**Items:**
◆ ◆ ◆ ◆ ◆

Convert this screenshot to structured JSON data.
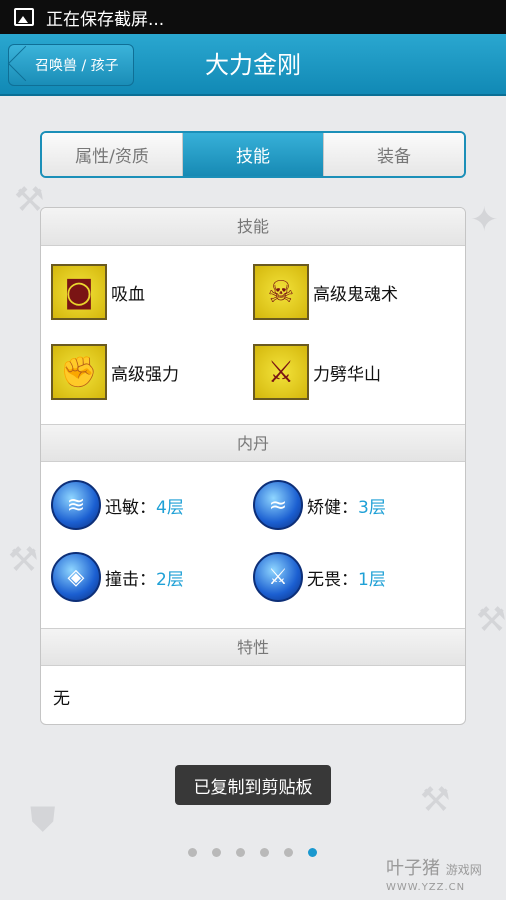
{
  "status_bar": {
    "text": "正在保存截屏..."
  },
  "header": {
    "back_label": "召唤兽 / 孩子",
    "title": "大力金刚"
  },
  "tabs": [
    {
      "label": "属性/资质",
      "active": false
    },
    {
      "label": "技能",
      "active": true
    },
    {
      "label": "装备",
      "active": false
    }
  ],
  "sections": {
    "skills": {
      "title": "技能",
      "items": [
        {
          "name": "吸血",
          "icon": "blood-suck-icon"
        },
        {
          "name": "高级鬼魂术",
          "icon": "skeleton-icon"
        },
        {
          "name": "高级强力",
          "icon": "strength-icon"
        },
        {
          "name": "力劈华山",
          "icon": "mountain-split-icon"
        }
      ]
    },
    "neidan": {
      "title": "内丹",
      "items": [
        {
          "name": "迅敏：",
          "level": "4层",
          "icon": "claw-orb-icon"
        },
        {
          "name": "矫健：",
          "level": "3层",
          "icon": "water-orb-icon"
        },
        {
          "name": "撞击：",
          "level": "2层",
          "icon": "target-orb-icon"
        },
        {
          "name": "无畏：",
          "level": "1层",
          "icon": "weapon-orb-icon"
        }
      ]
    },
    "traits": {
      "title": "特性",
      "value": "无"
    }
  },
  "toast": "已复制到剪贴板",
  "pager": {
    "count": 6,
    "active_index": 5
  },
  "watermark": {
    "brand": "叶子猪",
    "sub": "游戏网",
    "url": "WWW.YZZ.CN"
  }
}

◆ ◆ ◆ ◆ ◆

**Requirement:** Show every line that contains the word "name".

**Response below:**
          "name": "吸血",
          "name": "高级鬼魂术",
          "name": "高级强力",
          "name": "力劈华山",
          "name": "迅敏：",
          "name": "矫健：",
          "name": "撞击：",
          "name": "无畏：",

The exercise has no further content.